Requirements
From the line containing "Enumerate this screenshot's" through the last line of the material, copy every line exactly, both ends inclusive; do not copy pictures.

Figure dataset records:
+++

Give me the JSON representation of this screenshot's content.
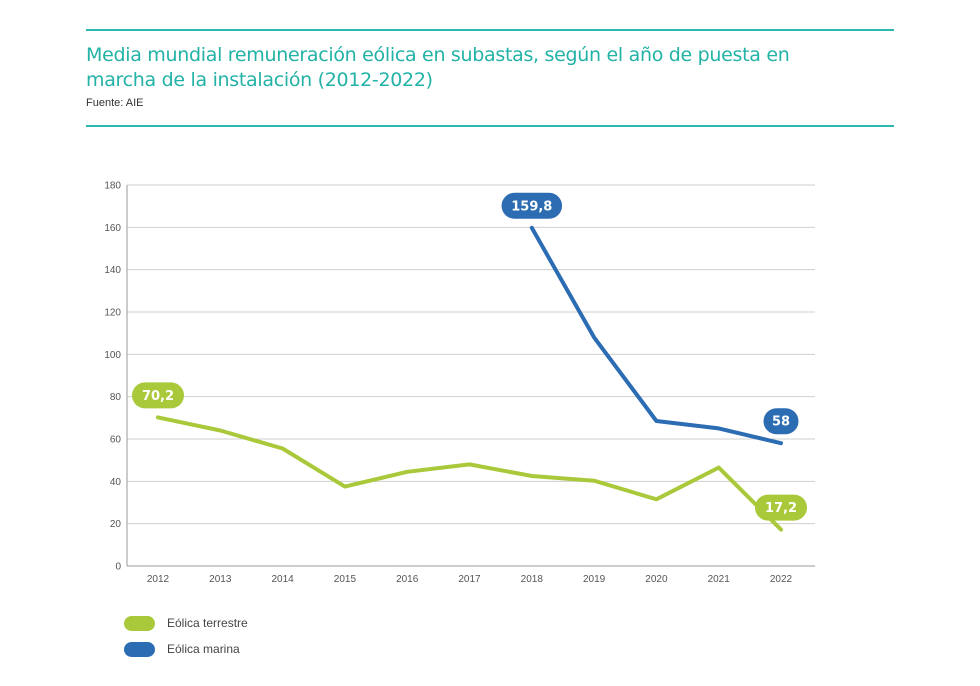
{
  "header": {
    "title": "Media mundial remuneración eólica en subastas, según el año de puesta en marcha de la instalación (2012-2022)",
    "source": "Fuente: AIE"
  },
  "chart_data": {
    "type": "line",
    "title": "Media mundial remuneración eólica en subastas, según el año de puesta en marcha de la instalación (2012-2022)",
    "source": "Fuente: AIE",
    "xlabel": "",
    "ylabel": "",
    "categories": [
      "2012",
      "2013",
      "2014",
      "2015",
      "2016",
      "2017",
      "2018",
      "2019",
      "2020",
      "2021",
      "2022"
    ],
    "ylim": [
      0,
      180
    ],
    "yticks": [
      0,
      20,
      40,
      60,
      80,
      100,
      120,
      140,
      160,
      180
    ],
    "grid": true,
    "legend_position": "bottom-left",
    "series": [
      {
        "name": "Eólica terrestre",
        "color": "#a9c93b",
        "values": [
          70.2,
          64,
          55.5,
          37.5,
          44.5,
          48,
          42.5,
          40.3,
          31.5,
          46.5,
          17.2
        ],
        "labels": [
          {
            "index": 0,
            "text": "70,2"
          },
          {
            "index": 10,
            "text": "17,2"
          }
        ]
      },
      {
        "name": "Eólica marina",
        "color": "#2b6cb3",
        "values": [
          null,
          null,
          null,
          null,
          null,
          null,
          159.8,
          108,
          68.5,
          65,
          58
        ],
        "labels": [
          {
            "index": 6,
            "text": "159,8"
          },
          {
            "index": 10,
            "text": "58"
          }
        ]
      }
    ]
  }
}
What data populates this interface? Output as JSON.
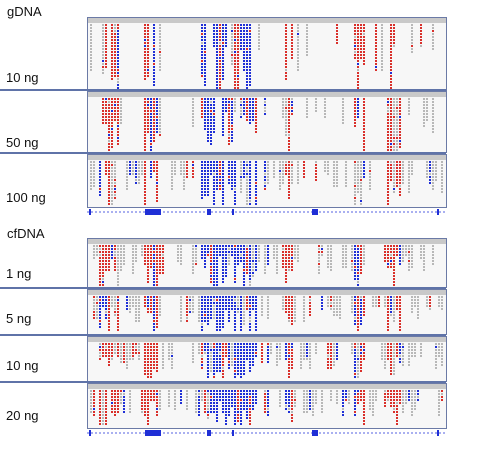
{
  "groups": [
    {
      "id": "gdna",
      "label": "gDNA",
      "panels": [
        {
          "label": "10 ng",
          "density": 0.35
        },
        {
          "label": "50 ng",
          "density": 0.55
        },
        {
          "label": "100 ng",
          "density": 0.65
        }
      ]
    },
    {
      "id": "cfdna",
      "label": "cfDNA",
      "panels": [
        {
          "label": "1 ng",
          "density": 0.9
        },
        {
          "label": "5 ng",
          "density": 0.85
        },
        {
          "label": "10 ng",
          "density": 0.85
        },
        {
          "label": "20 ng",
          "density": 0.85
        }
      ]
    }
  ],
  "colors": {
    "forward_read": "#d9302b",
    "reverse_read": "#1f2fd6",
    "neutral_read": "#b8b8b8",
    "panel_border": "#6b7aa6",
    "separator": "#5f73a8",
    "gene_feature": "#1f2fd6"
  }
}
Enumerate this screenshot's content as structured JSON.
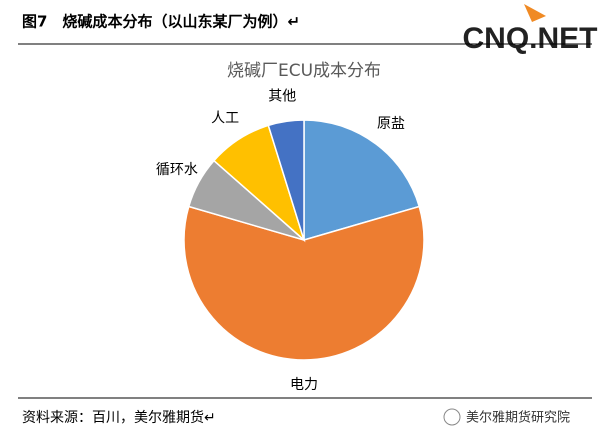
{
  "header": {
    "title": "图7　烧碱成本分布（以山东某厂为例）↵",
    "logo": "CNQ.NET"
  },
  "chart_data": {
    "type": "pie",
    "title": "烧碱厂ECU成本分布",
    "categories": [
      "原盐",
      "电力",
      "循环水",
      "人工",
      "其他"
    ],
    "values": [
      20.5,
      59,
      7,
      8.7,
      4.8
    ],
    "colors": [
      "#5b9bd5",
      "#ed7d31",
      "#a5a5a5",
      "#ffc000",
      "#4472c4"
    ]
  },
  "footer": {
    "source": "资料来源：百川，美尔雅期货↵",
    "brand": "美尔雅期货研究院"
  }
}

+++

Answer to the exercise
Enumerate this screenshot's content as structured JSON.
{
  "header": {
    "title": "图7　烧碱成本分布（以山东某厂为例）↵",
    "logo": "CNQ.NET"
  },
  "chart_data": {
    "type": "pie",
    "title": "烧碱厂ECU成本分布",
    "categories": [
      "原盐",
      "电力",
      "循环水",
      "人工",
      "其他"
    ],
    "values": [
      20.5,
      59,
      7,
      8.7,
      4.8
    ],
    "colors": [
      "#5b9bd5",
      "#ed7d31",
      "#a5a5a5",
      "#ffc000",
      "#4472c4"
    ]
  },
  "footer": {
    "source": "资料来源：百川，美尔雅期货↵",
    "brand": "美尔雅期货研究院"
  }
}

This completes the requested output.